The entries below should be quoted exactly, with no pictures carried over.
■ ■ ■ ■ ■
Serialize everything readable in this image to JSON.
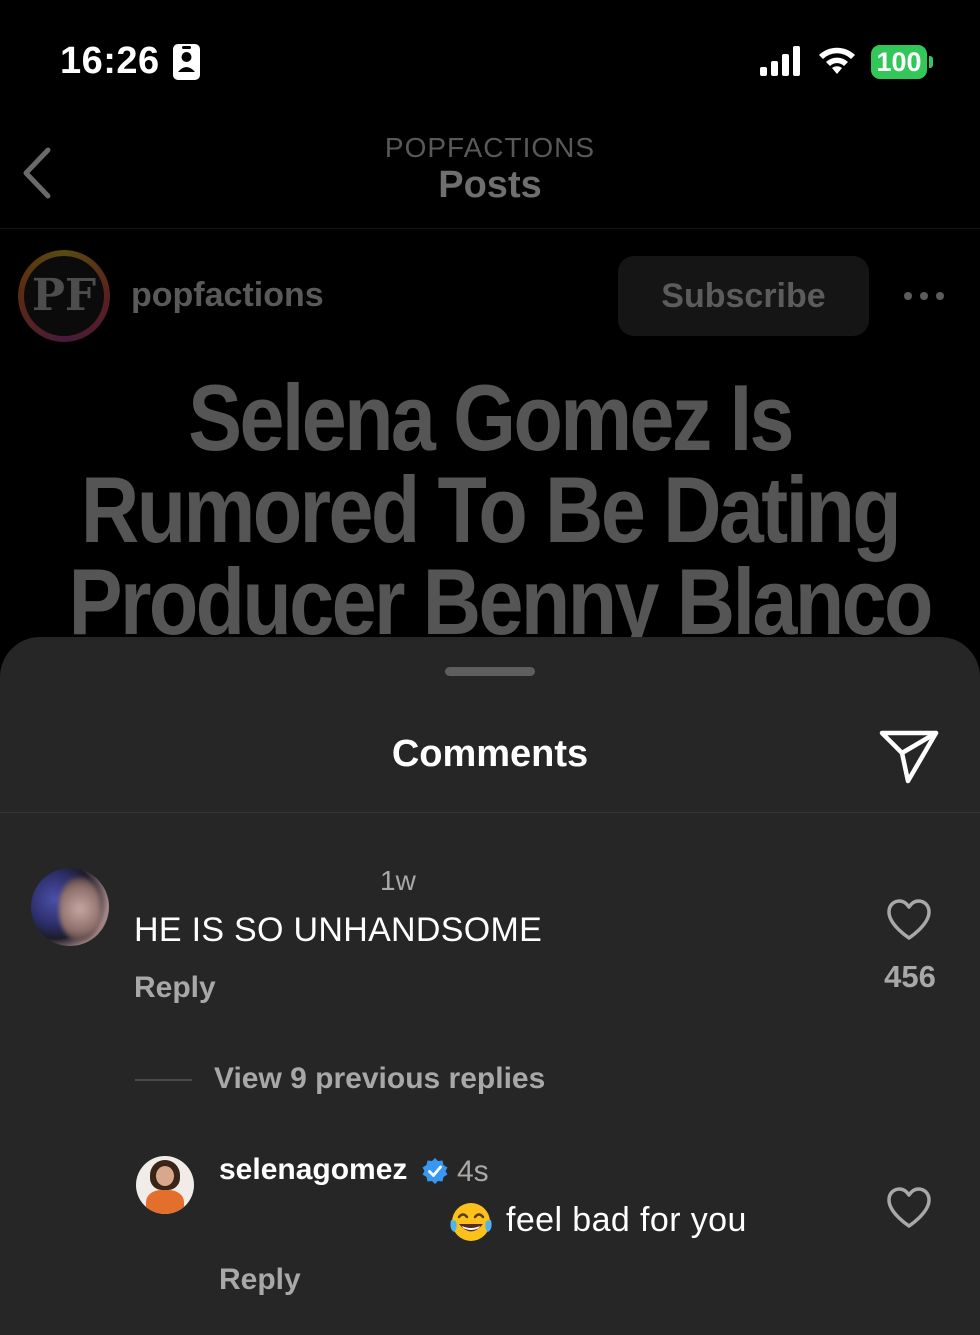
{
  "status_bar": {
    "time": "16:26",
    "battery": "100",
    "icons": [
      "contact-card-icon",
      "signal-icon",
      "wifi-icon",
      "battery-icon"
    ],
    "battery_color": "#33c759"
  },
  "nav": {
    "subtitle": "POPFACTIONS",
    "title": "Posts",
    "back_icon": "chevron-left-icon"
  },
  "post": {
    "avatar_monogram": "PF",
    "username": "popfactions",
    "subscribe_label": "Subscribe",
    "more_icon": "more-horizontal-icon",
    "headline_lines": [
      "Selena Gomez Is",
      "Rumored To Be Dating",
      "Producer Benny Blanco"
    ]
  },
  "comments_sheet": {
    "title": "Comments",
    "share_icon": "send-icon",
    "comment": {
      "time": "1w",
      "text": "HE IS SO UNHANDSOME",
      "reply_label": "Reply",
      "like_icon": "heart-icon",
      "like_count": "456"
    },
    "view_replies": "View 9 previous replies",
    "reply": {
      "username": "selenagomez",
      "verified_icon": "verified-badge-icon",
      "verified_color": "#3897f0",
      "time": "4s",
      "emoji_icon": "tears-of-joy-emoji-icon",
      "text": "feel bad for you",
      "reply_label": "Reply",
      "like_icon": "heart-icon"
    }
  }
}
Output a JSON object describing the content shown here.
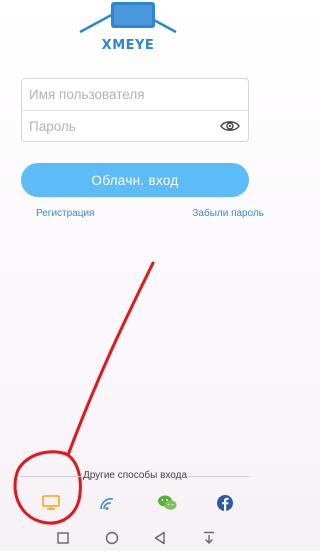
{
  "app": {
    "logo_text": "XMEYE"
  },
  "login": {
    "username_placeholder": "Имя пользователя",
    "password_placeholder": "Пароль",
    "submit_label": "Облачн. вход"
  },
  "links": {
    "register": "Регистрация",
    "forgot_password": "Забыли пароль"
  },
  "other_login": {
    "title": "Другие способы входа",
    "options": [
      {
        "name": "local-device",
        "icon": "monitor-icon",
        "color": "#f2a818"
      },
      {
        "name": "wifi-ap",
        "icon": "wifi-icon",
        "color": "#3d8fd6"
      },
      {
        "name": "wechat",
        "icon": "wechat-icon",
        "color": "#55b037"
      },
      {
        "name": "facebook",
        "icon": "facebook-icon",
        "color": "#2d5aa8"
      }
    ]
  },
  "system_nav": [
    "recent-apps",
    "home",
    "back",
    "notifications"
  ],
  "annotation": {
    "color": "#e8141b",
    "target": "local-device"
  },
  "colors": {
    "accent": "#5cbcf7",
    "link": "#3a8bd0",
    "logo": "#2b86d6"
  }
}
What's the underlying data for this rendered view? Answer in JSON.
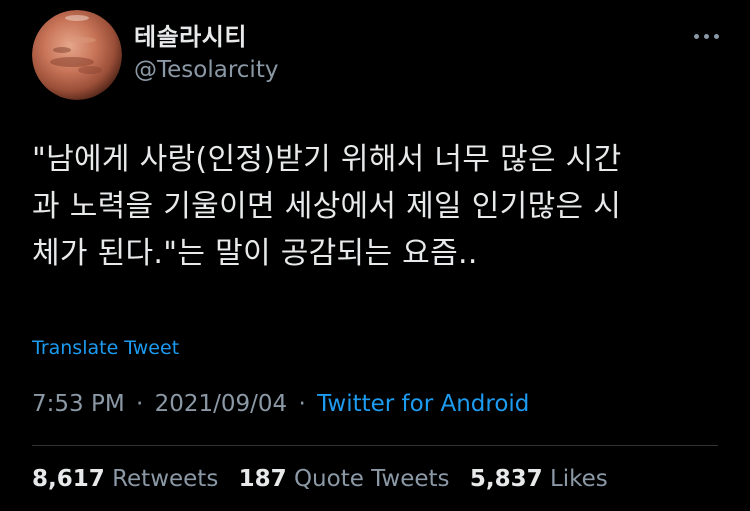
{
  "user": {
    "display_name": "테솔라시티",
    "handle": "@Tesolarcity",
    "avatar": "mars-planet-avatar"
  },
  "tweet": {
    "lines": [
      "\"남에게 사랑(인정)받기 위해서 너무 많은 시간",
      "과 노력을 기울이면 세상에서 제일 인기많은 시",
      "체가 된다.\"는 말이 공감되는 요즘.."
    ],
    "translate_label": "Translate Tweet",
    "time": "7:53 PM",
    "date": "2021/09/04",
    "separator": "·",
    "source": "Twitter for Android"
  },
  "stats": {
    "retweets": {
      "count": "8,617",
      "label": "Retweets"
    },
    "quote_tweets": {
      "count": "187",
      "label": "Quote Tweets"
    },
    "likes": {
      "count": "5,837",
      "label": "Likes"
    }
  },
  "colors": {
    "background": "#000000",
    "text": "#e7e9ea",
    "secondary": "#8b98a5",
    "accent": "#1d9bf0",
    "divider": "#2f3336"
  },
  "icons": {
    "more": "more-horizontal-icon"
  }
}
■ ■ ■ ■ ■
_SOLVED PROBLEM:_
Serialize everything readable in this image to JSON.
{
  "status_bar": {
    "time": "16:26",
    "battery": "100",
    "icons": [
      "contact-card-icon",
      "signal-icon",
      "wifi-icon",
      "battery-icon"
    ],
    "battery_color": "#33c759"
  },
  "nav": {
    "subtitle": "POPFACTIONS",
    "title": "Posts",
    "back_icon": "chevron-left-icon"
  },
  "post": {
    "avatar_monogram": "PF",
    "username": "popfactions",
    "subscribe_label": "Subscribe",
    "more_icon": "more-horizontal-icon",
    "headline_lines": [
      "Selena Gomez Is",
      "Rumored To Be Dating",
      "Producer Benny Blanco"
    ]
  },
  "comments_sheet": {
    "title": "Comments",
    "share_icon": "send-icon",
    "comment": {
      "time": "1w",
      "text": "HE IS SO UNHANDSOME",
      "reply_label": "Reply",
      "like_icon": "heart-icon",
      "like_count": "456"
    },
    "view_replies": "View 9 previous replies",
    "reply": {
      "username": "selenagomez",
      "verified_icon": "verified-badge-icon",
      "verified_color": "#3897f0",
      "time": "4s",
      "emoji_icon": "tears-of-joy-emoji-icon",
      "text": "feel bad for you",
      "reply_label": "Reply",
      "like_icon": "heart-icon"
    }
  }
}
Output a JSON object describing the content shown here.
{
  "app": {
    "logo_text": "XMEYE"
  },
  "login": {
    "username_placeholder": "Имя пользователя",
    "password_placeholder": "Пароль",
    "submit_label": "Облачн. вход"
  },
  "links": {
    "register": "Регистрация",
    "forgot_password": "Забыли пароль"
  },
  "other_login": {
    "title": "Другие способы входа",
    "options": [
      {
        "name": "local-device",
        "icon": "monitor-icon",
        "color": "#f2a818"
      },
      {
        "name": "wifi-ap",
        "icon": "wifi-icon",
        "color": "#3d8fd6"
      },
      {
        "name": "wechat",
        "icon": "wechat-icon",
        "color": "#55b037"
      },
      {
        "name": "facebook",
        "icon": "facebook-icon",
        "color": "#2d5aa8"
      }
    ]
  },
  "system_nav": [
    "recent-apps",
    "home",
    "back",
    "notifications"
  ],
  "annotation": {
    "color": "#e8141b",
    "target": "local-device"
  },
  "colors": {
    "accent": "#5cbcf7",
    "link": "#3a8bd0",
    "logo": "#2b86d6"
  }
}
What's the underlying data for this rendered view? Answer in JSON.
{
  "user": {
    "display_name": "테솔라시티",
    "handle": "@Tesolarcity",
    "avatar": "mars-planet-avatar"
  },
  "tweet": {
    "lines": [
      "\"남에게 사랑(인정)받기 위해서 너무 많은 시간",
      "과 노력을 기울이면 세상에서 제일 인기많은 시",
      "체가 된다.\"는 말이 공감되는 요즘.."
    ],
    "translate_label": "Translate Tweet",
    "time": "7:53 PM",
    "date": "2021/09/04",
    "separator": "·",
    "source": "Twitter for Android"
  },
  "stats": {
    "retweets": {
      "count": "8,617",
      "label": "Retweets"
    },
    "quote_tweets": {
      "count": "187",
      "label": "Quote Tweets"
    },
    "likes": {
      "count": "5,837",
      "label": "Likes"
    }
  },
  "colors": {
    "background": "#000000",
    "text": "#e7e9ea",
    "secondary": "#8b98a5",
    "accent": "#1d9bf0",
    "divider": "#2f3336"
  },
  "icons": {
    "more": "more-horizontal-icon"
  }
}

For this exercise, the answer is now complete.